Stored entries:
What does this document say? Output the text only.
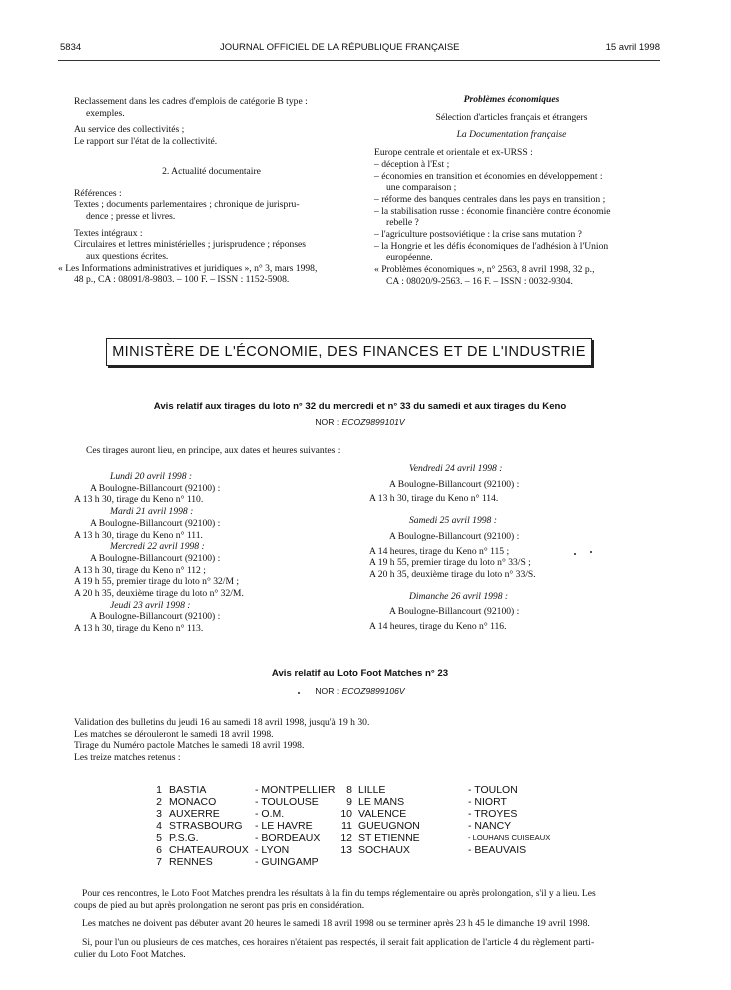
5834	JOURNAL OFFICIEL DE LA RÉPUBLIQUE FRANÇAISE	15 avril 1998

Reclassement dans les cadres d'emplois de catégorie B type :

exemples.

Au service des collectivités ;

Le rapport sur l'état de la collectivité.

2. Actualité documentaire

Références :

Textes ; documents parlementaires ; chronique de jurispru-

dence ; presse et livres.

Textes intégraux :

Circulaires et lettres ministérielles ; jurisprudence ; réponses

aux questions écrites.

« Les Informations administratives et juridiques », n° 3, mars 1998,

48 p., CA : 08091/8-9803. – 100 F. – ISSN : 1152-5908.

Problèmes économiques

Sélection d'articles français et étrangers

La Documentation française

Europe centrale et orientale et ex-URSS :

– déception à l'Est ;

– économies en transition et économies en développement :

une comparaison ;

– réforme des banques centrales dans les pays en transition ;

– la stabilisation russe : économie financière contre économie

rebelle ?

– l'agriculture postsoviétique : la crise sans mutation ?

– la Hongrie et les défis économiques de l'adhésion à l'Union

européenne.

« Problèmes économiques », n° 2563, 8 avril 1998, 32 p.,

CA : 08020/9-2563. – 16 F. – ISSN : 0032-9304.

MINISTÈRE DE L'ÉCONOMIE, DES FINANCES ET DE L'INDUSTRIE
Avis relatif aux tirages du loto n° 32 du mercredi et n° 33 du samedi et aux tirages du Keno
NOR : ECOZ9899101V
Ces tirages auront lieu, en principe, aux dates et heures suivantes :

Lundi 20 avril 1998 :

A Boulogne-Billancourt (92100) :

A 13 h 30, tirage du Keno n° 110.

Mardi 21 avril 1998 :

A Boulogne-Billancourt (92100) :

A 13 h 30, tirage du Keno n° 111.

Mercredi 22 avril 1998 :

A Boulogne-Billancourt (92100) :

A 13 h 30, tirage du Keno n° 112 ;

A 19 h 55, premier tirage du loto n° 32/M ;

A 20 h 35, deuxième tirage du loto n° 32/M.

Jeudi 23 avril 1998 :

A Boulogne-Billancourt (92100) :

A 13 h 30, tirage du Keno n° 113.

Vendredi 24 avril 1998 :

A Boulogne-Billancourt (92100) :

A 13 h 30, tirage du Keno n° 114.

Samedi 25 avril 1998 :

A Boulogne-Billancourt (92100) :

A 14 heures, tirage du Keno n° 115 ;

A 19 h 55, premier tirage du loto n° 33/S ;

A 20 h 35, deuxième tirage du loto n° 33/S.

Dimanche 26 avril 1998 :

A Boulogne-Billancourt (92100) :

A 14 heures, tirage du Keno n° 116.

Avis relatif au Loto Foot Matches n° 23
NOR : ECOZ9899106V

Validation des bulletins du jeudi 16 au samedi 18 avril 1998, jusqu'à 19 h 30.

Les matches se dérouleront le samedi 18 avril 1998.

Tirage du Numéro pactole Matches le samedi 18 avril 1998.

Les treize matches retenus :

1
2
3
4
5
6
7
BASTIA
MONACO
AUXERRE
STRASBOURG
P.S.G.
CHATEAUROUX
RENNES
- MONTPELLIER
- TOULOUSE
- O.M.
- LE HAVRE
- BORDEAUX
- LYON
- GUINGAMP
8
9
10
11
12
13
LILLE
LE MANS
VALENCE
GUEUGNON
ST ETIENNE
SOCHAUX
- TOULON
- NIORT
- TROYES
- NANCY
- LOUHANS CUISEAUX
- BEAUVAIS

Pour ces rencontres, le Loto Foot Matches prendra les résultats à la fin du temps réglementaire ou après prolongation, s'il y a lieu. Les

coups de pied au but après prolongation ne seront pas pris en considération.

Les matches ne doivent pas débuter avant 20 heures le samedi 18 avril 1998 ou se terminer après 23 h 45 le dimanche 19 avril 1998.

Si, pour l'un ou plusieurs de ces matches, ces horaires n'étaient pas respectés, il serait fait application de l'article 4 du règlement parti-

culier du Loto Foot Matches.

* [AIM OF THE TASK]
Leave out every line without the string "Avis" and copy the rest.

* [THE OUTPUT]
Avis relatif aux tirages du loto n° 32 du mercredi et n° 33 du samedi et aux tirages du Keno
Avis relatif au Loto Foot Matches n° 23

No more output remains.